▶ **PAGE TEXT**
<<<<

Monstrous Compendium: Monsters of Faerûn
- Genre: Role-playing game
- Publisher: Wizards of the Coast
- Publication date: 2001
- Media type: Print

= Monsters of Faerûn =

2001 role-playing game supplement

Monstrous Compendium: Monsters of Faerûn is a supplement for the 3rd edition of Dungeons & Dragons.

==Contents==
Monsters of Faerûn features 96 pages of monsters unique to the Forgotten Realms campaign setting. It was the first 3rd edition book to feature the now-common "in the Realms" section for each monster, offering helpful and concise hints to the Dungeon Master as to how and where to incorporate the creature into the campaign setting.

>>>>

▶ **THE DATA**

<<<<

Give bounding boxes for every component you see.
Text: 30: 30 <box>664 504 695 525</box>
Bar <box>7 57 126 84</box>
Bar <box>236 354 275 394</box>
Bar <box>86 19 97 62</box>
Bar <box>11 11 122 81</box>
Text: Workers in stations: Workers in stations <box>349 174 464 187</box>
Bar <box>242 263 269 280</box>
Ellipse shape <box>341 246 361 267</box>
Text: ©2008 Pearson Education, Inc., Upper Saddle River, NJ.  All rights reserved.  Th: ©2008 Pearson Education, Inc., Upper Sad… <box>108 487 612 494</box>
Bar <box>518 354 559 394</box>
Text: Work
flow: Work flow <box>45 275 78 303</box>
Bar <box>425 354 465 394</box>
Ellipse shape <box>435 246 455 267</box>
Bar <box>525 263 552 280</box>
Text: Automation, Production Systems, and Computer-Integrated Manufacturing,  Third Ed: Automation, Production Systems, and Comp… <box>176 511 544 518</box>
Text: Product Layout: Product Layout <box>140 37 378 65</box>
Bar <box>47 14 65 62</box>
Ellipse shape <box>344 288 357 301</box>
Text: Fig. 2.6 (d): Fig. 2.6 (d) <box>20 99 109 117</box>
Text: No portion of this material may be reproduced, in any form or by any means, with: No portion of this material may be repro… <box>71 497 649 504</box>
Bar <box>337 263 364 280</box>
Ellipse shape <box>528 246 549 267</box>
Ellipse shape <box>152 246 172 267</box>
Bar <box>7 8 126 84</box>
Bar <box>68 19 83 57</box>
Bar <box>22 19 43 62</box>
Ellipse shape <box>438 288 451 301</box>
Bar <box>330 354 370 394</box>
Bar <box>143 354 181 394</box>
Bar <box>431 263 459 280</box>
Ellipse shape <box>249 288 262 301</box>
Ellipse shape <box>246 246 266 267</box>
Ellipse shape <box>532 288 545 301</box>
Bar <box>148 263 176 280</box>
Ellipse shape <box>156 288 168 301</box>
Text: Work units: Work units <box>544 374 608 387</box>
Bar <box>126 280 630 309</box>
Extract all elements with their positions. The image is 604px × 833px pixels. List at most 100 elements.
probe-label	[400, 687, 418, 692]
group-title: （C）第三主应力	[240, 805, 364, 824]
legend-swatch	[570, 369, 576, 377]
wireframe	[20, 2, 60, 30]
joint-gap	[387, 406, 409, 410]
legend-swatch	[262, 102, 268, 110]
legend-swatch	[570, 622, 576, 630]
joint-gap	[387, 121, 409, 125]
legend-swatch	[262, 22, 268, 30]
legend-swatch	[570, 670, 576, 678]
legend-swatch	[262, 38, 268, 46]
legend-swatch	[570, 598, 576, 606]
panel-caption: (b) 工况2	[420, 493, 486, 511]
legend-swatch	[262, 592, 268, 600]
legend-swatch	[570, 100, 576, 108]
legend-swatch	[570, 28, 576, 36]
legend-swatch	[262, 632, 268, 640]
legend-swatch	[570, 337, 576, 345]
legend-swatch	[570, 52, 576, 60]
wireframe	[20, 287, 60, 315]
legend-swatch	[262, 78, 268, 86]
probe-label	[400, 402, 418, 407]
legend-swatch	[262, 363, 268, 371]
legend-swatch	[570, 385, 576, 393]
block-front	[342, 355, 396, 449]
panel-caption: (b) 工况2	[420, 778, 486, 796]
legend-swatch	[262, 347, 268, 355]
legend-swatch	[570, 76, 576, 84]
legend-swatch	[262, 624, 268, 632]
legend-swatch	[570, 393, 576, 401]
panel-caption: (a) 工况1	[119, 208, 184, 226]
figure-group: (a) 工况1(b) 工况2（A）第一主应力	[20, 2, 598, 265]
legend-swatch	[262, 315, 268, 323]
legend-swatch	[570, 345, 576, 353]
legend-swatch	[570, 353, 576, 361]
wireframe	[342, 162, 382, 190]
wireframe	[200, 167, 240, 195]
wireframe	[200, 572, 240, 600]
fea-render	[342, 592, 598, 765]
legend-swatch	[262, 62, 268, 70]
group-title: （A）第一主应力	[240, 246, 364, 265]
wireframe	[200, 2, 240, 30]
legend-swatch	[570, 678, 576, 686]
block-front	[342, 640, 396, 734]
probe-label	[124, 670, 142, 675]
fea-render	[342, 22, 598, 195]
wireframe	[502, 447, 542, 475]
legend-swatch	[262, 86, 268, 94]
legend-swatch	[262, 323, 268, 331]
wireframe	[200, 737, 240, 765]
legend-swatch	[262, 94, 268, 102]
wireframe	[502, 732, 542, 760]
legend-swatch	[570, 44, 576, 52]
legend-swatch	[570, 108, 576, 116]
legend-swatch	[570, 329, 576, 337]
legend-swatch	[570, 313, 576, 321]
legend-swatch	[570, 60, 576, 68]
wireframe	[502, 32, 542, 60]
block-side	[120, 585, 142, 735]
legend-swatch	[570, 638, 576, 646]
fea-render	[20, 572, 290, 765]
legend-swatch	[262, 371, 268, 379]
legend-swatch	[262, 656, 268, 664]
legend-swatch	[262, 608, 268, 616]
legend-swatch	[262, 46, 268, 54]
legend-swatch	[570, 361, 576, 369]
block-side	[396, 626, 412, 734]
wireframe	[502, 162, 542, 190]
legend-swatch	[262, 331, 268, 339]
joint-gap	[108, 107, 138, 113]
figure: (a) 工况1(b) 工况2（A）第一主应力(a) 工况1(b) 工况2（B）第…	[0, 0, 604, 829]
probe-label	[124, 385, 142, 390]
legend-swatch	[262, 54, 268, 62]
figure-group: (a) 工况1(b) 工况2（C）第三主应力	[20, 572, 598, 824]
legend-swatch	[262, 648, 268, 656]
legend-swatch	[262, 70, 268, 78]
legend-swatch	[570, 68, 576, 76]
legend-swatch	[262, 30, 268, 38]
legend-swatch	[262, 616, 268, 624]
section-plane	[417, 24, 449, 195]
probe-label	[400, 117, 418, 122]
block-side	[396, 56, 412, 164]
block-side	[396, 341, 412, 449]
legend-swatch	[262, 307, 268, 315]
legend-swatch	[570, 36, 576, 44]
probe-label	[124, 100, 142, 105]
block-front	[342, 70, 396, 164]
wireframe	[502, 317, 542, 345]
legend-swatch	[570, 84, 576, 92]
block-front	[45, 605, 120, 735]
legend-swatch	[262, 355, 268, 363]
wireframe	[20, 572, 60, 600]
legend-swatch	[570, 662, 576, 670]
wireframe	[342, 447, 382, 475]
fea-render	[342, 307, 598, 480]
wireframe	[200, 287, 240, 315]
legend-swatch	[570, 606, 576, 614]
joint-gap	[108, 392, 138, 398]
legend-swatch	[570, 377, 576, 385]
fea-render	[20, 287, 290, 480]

>>>>

▶ **SET PROBLEM A**
Reproduce the full Monsters of Faerûn entry word for word.
▶ **SET PROBLEM B**
Report how many lines of the listing contain the word "block". Reply with the number alone.
The Monsters of Faerûn entry and the listing have no connection to each other.

▶ **WORKED SOLUTION A**
Monstrous Compendium: Monsters of Faerûn
- Genre: Role-playing game
- Publisher: Wizards of the Coast
- Publication date: 2001
- Media type: Print

= Monsters of Faerûn =

2001 role-playing game supplement

Monstrous Compendium: Monsters of Faerûn is a supplement for the 3rd edition of Dungeons & Dragons.

==Contents==
Monsters of Faerûn features 96 pages of monsters unique to the Forgotten Realms campaign setting. It was the first 3rd edition book to feature the now-common "in the Realms" section for each monster, offering helpful and concise hints to the Dungeon Master as to how and where to incorporate the creature into the campaign setting.

▶ **WORKED SOLUTION B**
8